-- What is asked --
Reproduce each line from the records that holds "Group".

-- Given data --
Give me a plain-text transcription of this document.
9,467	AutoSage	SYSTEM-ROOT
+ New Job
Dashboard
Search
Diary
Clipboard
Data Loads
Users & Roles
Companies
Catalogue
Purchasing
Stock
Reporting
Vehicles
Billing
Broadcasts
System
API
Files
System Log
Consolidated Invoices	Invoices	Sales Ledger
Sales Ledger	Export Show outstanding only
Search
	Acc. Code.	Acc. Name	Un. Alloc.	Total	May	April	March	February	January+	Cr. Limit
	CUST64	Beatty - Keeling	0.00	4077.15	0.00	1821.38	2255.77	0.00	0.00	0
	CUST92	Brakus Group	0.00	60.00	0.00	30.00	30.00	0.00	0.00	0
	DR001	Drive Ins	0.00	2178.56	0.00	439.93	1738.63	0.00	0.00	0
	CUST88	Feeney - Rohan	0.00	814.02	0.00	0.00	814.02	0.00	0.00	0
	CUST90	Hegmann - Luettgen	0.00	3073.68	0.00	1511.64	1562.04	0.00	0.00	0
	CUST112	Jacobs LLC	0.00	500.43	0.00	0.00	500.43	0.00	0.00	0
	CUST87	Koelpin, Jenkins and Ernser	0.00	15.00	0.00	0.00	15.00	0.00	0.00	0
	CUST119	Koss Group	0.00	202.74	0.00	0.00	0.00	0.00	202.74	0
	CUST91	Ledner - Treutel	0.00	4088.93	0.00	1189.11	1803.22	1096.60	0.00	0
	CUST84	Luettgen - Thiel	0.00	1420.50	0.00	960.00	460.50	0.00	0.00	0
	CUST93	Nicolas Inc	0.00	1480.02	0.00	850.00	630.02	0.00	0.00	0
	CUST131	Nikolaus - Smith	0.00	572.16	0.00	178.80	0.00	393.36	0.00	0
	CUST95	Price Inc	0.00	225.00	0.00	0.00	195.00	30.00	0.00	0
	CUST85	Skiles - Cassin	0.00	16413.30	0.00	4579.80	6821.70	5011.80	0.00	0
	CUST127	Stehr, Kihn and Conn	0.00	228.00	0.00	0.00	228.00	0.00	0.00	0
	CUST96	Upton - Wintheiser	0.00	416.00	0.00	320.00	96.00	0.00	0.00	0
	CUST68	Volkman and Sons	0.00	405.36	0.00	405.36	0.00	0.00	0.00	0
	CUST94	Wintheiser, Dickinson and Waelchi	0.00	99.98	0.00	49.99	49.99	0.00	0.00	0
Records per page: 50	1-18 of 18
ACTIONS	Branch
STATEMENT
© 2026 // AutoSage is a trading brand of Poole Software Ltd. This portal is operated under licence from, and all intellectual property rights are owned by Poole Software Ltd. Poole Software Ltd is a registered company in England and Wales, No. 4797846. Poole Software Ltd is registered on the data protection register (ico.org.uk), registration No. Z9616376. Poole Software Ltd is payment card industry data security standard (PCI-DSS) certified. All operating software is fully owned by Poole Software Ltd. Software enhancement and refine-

-- The response --
	CUST92	Brakus Group	0.00	60.00	0.00	30.00	30.00	0.00	0.00	0
	CUST119	Koss Group	0.00	202.74	0.00	0.00	0.00	0.00	202.74	0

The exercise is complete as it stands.